Stored items from a collection
○ ○ ○ ○ ○
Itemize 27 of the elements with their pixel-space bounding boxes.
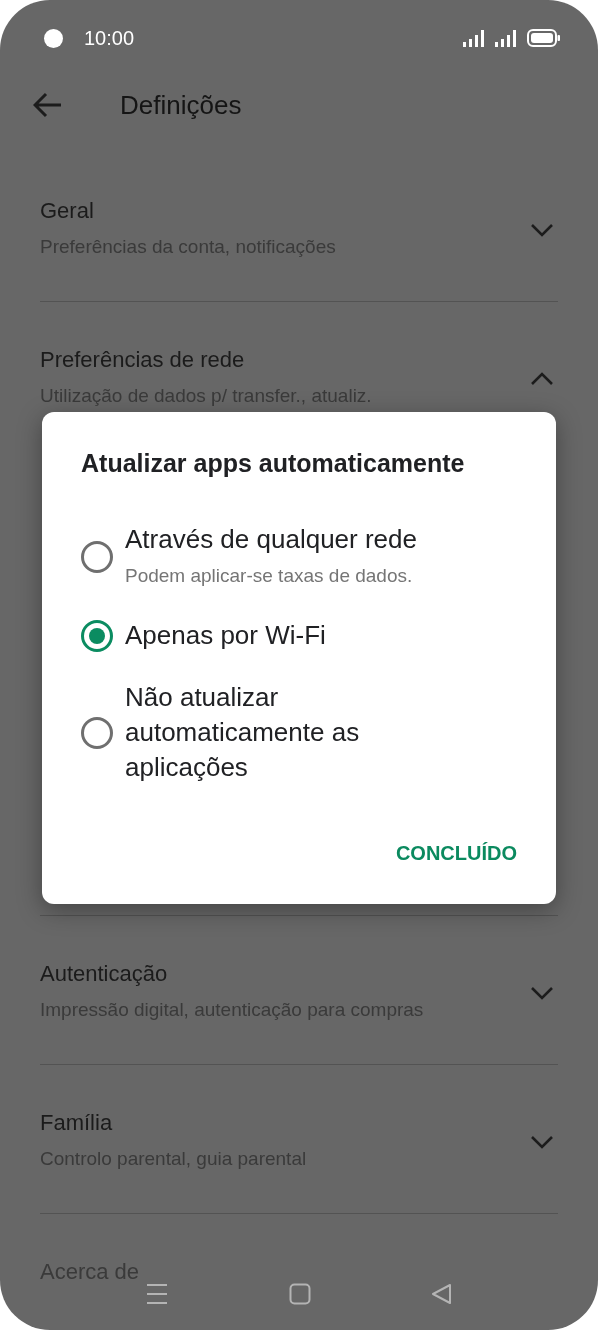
- signal-icon: [463, 29, 485, 47]
- section-title[interactable]: Autenticação: [40, 959, 510, 989]
- signal-icon: [495, 29, 517, 47]
- section-title[interactable]: Família: [40, 1108, 510, 1138]
- option-hint: Podem aplicar-se taxas de dados.: [125, 564, 414, 588]
- status-time: 10:00: [84, 26, 135, 50]
- section-title[interactable]: Geral: [40, 196, 510, 226]
- dialog-title: Atualizar apps automaticamente: [81, 448, 466, 479]
- camera-dot-icon: [44, 28, 63, 48]
- done-button[interactable]: CONCLUÍDO: [395, 834, 517, 873]
- chevron-down-icon[interactable]: [530, 222, 554, 237]
- chevron-down-icon[interactable]: [530, 1134, 554, 1149]
- battery-icon: [527, 29, 560, 47]
- option-label[interactable]: Não atualizar automaticamente as aplicações: [125, 680, 470, 785]
- home-icon[interactable]: [289, 1283, 311, 1305]
- back-arrow-icon[interactable]: [33, 92, 63, 118]
- section-title[interactable]: Preferências de rede: [40, 345, 510, 375]
- back-icon[interactable]: [431, 1283, 453, 1305]
- radio-button[interactable]: [81, 540, 113, 573]
- menu-icon[interactable]: [145, 1283, 169, 1305]
- option-label[interactable]: Apenas por Wi-Fi: [125, 618, 326, 653]
- page-title: Definições: [120, 89, 242, 121]
- option-label[interactable]: Através de qualquer rede: [125, 522, 417, 557]
- radio-button[interactable]: [81, 619, 113, 652]
- chevron-down-icon[interactable]: [530, 985, 554, 1000]
- chevron-up-icon[interactable]: [530, 371, 554, 386]
- radio-button[interactable]: [81, 716, 113, 749]
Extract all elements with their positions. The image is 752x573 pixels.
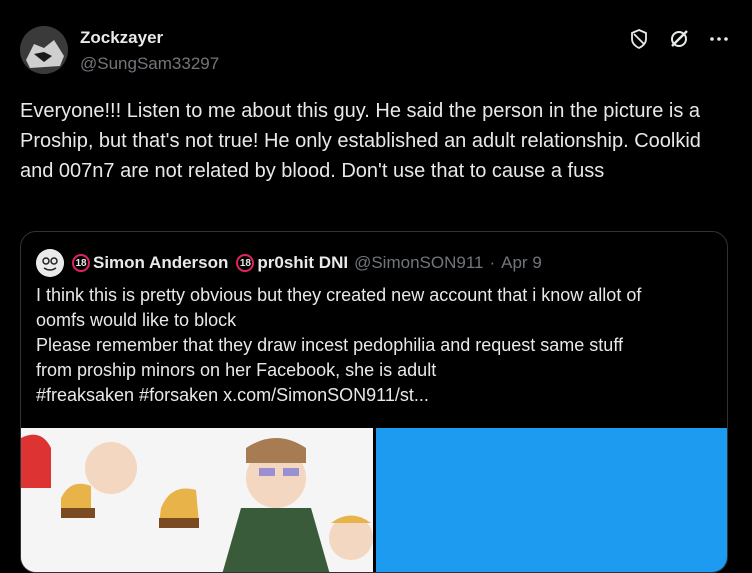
grok-icon[interactable] bbox=[668, 28, 690, 50]
quoted-text: I think this is pretty obvious but they … bbox=[36, 283, 712, 408]
quoted-line: I think this is pretty obvious but they … bbox=[36, 285, 642, 305]
quoted-date[interactable]: Apr 9 bbox=[501, 253, 542, 273]
quoted-media-image-1[interactable] bbox=[21, 428, 373, 572]
quoted-line: oomfs would like to block bbox=[36, 310, 237, 330]
quoted-line: from proship minors on her Facebook, she… bbox=[36, 360, 437, 380]
quoted-tweet[interactable]: 18 Simon Anderson 18 pr0shit DNI @SimonS… bbox=[20, 231, 728, 573]
tweet-text: Everyone!!! Listen to me about this guy.… bbox=[20, 100, 701, 182]
quoted-line: Please remember that they draw incest pe… bbox=[36, 335, 623, 355]
quoted-name-part2[interactable]: pr0shit DNI bbox=[257, 253, 348, 273]
author-name[interactable]: Zockzayer bbox=[80, 28, 163, 48]
quoted-header: 18 Simon Anderson 18 pr0shit DNI @SimonS… bbox=[36, 249, 542, 277]
quoted-name-part1[interactable]: Simon Anderson bbox=[93, 253, 228, 273]
quoted-avatar[interactable] bbox=[36, 249, 64, 277]
quoted-line[interactable]: #freaksaken #forsaken x.com/SimonSON911/… bbox=[36, 383, 712, 408]
separator: · bbox=[489, 253, 496, 272]
quoted-media-image-2[interactable] bbox=[376, 428, 727, 572]
author-avatar[interactable] bbox=[20, 26, 68, 74]
age-restricted-badge: 18 bbox=[72, 254, 90, 272]
age-restricted-badge: 18 bbox=[236, 254, 255, 272]
quoted-handle[interactable]: @SimonSON911 bbox=[354, 253, 483, 273]
more-icon[interactable] bbox=[708, 28, 730, 50]
shield-icon[interactable] bbox=[628, 28, 650, 50]
author-handle[interactable]: @SungSam33297 bbox=[80, 54, 219, 74]
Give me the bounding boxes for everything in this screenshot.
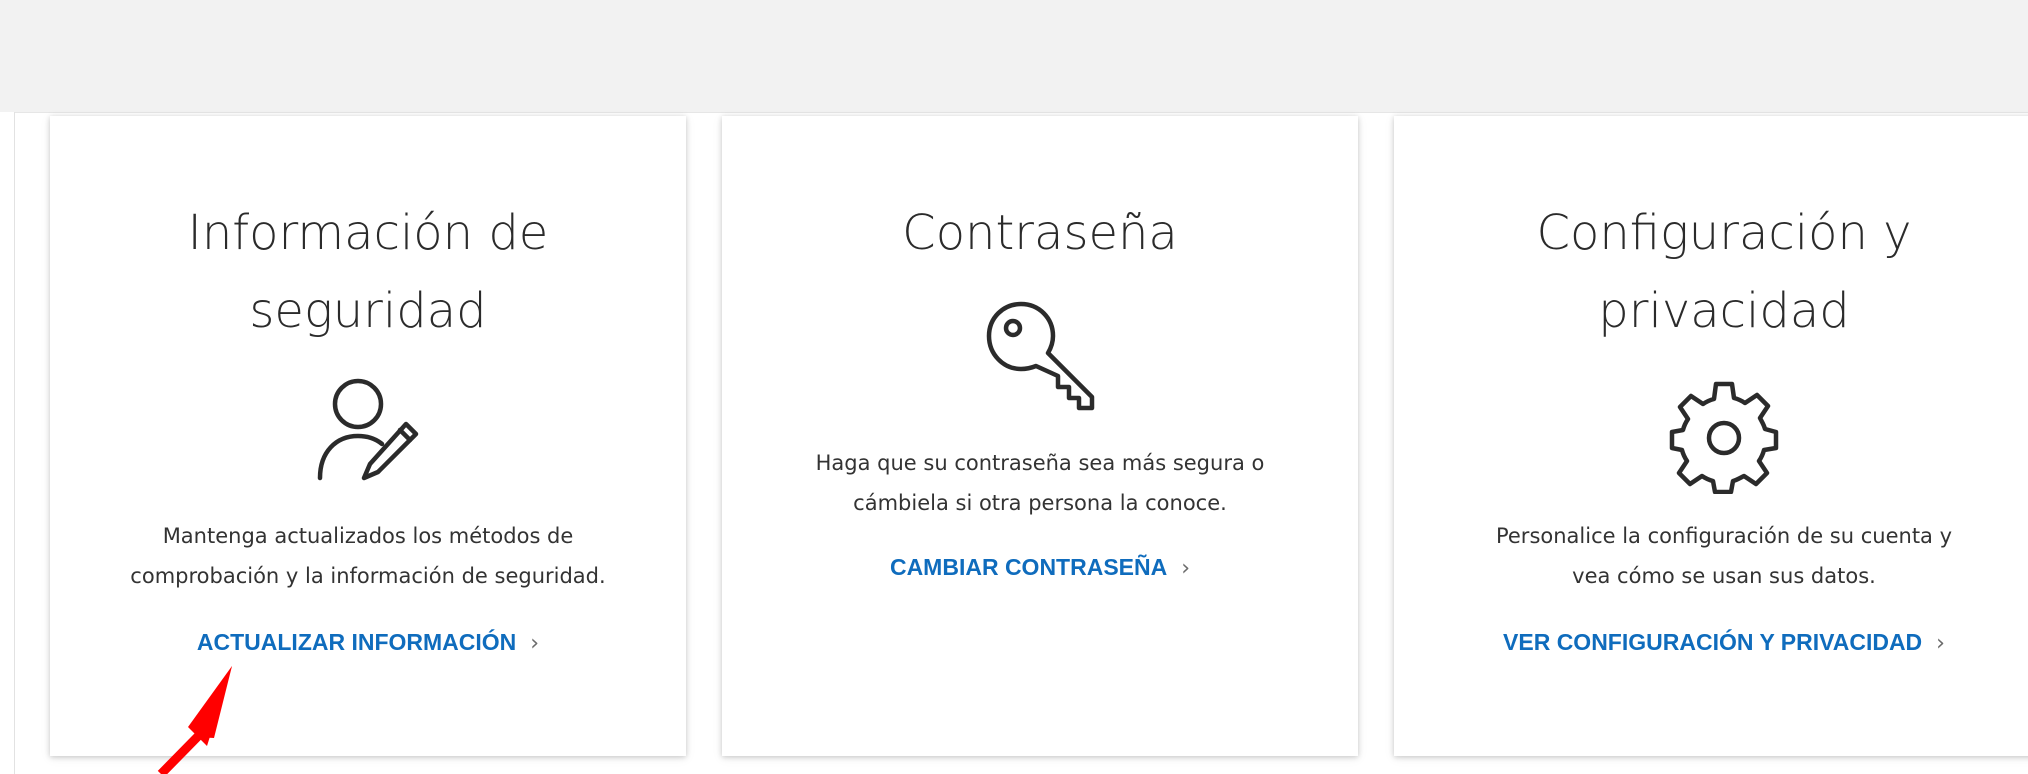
○ ○ ○ ○ ○
▶ _Instructions for the task_: Copy all of the material above line for line, leaving out the pictures.

▶ _Solution_:
Itemize 27 of the elements with their pixel-space bounding boxes.
- signal-icon: [463, 29, 485, 47]
- section-title[interactable]: Autenticação: [40, 959, 510, 989]
- signal-icon: [495, 29, 517, 47]
- section-title[interactable]: Família: [40, 1108, 510, 1138]
- option-hint: Podem aplicar-se taxas de dados.: [125, 564, 414, 588]
- status-time: 10:00: [84, 26, 135, 50]
- section-title[interactable]: Geral: [40, 196, 510, 226]
- dialog-title: Atualizar apps automaticamente: [81, 448, 466, 479]
- camera-dot-icon: [44, 28, 63, 48]
- done-button[interactable]: CONCLUÍDO: [395, 834, 517, 873]
- chevron-down-icon[interactable]: [530, 222, 554, 237]
- chevron-down-icon[interactable]: [530, 1134, 554, 1149]
- battery-icon: [527, 29, 560, 47]
- option-label[interactable]: Não atualizar automaticamente as aplicações: [125, 680, 470, 785]
- home-icon[interactable]: [289, 1283, 311, 1305]
- back-arrow-icon[interactable]: [33, 92, 63, 118]
- section-title[interactable]: Preferências de rede: [40, 345, 510, 375]
- back-icon[interactable]: [431, 1283, 453, 1305]
- radio-button[interactable]: [81, 540, 113, 573]
- menu-icon[interactable]: [145, 1283, 169, 1305]
- option-label[interactable]: Apenas por Wi-Fi: [125, 618, 326, 653]
- page-title: Definições: [120, 89, 242, 121]
- option-label[interactable]: Através de qualquer rede: [125, 522, 417, 557]
- radio-button[interactable]: [81, 619, 113, 652]
- chevron-down-icon[interactable]: [530, 985, 554, 1000]
- chevron-up-icon[interactable]: [530, 371, 554, 386]
- radio-button[interactable]: [81, 716, 113, 749]
Extract all elements with their positions. The image is 752x573 pixels.
grok-icon[interactable] bbox=[668, 28, 690, 50]
quoted-text: I think this is pretty obvious but they … bbox=[36, 283, 712, 408]
quoted-line: I think this is pretty obvious but they … bbox=[36, 285, 642, 305]
quoted-date[interactable]: Apr 9 bbox=[501, 253, 542, 273]
quoted-media-image-1[interactable] bbox=[21, 428, 373, 572]
quoted-line: oomfs would like to block bbox=[36, 310, 237, 330]
quoted-line: from proship minors on her Facebook, she… bbox=[36, 360, 437, 380]
quoted-tweet[interactable]: 18 Simon Anderson 18 pr0shit DNI @SimonS… bbox=[20, 231, 728, 573]
tweet-text: Everyone!!! Listen to me about this guy.… bbox=[20, 100, 701, 182]
quoted-line: Please remember that they draw incest pe… bbox=[36, 335, 623, 355]
quoted-name-part2[interactable]: pr0shit DNI bbox=[257, 253, 348, 273]
author-name[interactable]: Zockzayer bbox=[80, 28, 163, 48]
quoted-header: 18 Simon Anderson 18 pr0shit DNI @SimonS… bbox=[36, 249, 542, 277]
quoted-name-part1[interactable]: Simon Anderson bbox=[93, 253, 228, 273]
quoted-avatar[interactable] bbox=[36, 249, 64, 277]
quoted-line[interactable]: #freaksaken #forsaken x.com/SimonSON911/… bbox=[36, 383, 712, 408]
separator: · bbox=[489, 253, 496, 272]
quoted-media-image-2[interactable] bbox=[376, 428, 727, 572]
author-avatar[interactable] bbox=[20, 26, 68, 74]
age-restricted-badge: 18 bbox=[72, 254, 90, 272]
age-restricted-badge: 18 bbox=[236, 254, 255, 272]
quoted-handle[interactable]: @SimonSON911 bbox=[354, 253, 483, 273]
more-icon[interactable] bbox=[708, 28, 730, 50]
shield-icon[interactable] bbox=[628, 28, 650, 50]
author-handle[interactable]: @SungSam33297 bbox=[80, 54, 219, 74]
Give me the bounding boxes for everything in this screenshot.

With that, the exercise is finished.